◆ **What the exercise asks**
Show all lines that include the string "document"; copy each one.

[Extracted records]
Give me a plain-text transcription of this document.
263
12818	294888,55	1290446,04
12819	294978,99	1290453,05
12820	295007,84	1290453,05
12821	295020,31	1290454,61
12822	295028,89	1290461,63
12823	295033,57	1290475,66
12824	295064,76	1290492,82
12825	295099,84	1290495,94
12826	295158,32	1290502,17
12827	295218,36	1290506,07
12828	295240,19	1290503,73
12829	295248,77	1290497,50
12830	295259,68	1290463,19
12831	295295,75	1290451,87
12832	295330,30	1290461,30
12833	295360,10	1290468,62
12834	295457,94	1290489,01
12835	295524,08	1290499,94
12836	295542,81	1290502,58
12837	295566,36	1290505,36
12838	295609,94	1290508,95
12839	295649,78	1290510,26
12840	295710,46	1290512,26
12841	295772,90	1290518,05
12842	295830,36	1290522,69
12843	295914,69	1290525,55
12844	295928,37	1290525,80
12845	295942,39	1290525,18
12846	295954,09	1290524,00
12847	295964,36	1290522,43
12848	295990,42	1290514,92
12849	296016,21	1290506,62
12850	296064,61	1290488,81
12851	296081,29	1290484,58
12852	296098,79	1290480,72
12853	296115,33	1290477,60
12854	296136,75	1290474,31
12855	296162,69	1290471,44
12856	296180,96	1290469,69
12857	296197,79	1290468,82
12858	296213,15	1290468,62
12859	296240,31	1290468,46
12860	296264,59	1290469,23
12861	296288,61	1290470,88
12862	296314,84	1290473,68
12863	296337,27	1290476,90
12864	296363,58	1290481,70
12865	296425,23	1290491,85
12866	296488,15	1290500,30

...

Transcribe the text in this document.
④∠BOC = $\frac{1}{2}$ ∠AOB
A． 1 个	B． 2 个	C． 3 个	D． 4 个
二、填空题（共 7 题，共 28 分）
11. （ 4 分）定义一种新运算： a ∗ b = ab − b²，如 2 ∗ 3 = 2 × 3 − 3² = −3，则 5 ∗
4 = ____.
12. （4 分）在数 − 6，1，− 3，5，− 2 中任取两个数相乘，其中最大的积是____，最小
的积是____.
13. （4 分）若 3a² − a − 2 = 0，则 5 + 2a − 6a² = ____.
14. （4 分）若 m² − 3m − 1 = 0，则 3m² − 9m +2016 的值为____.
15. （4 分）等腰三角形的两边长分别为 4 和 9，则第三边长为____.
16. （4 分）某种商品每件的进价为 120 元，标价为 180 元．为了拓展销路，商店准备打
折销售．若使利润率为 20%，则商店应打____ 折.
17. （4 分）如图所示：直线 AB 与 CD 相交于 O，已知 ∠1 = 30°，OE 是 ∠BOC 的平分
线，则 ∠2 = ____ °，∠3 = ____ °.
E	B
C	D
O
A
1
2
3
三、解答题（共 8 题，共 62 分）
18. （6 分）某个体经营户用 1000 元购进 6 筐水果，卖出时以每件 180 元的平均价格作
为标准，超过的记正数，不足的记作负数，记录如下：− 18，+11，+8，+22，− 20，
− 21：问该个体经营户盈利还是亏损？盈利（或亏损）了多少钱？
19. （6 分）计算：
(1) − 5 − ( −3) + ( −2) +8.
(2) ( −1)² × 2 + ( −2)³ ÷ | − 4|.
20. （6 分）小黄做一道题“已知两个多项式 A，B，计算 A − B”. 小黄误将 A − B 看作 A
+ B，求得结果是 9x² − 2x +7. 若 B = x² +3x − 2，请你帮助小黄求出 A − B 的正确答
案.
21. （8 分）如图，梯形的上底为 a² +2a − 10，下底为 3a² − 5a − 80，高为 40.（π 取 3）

◆ **Expected output**
Give me a plain-text transcription of this document.
Transcribe the text in this document.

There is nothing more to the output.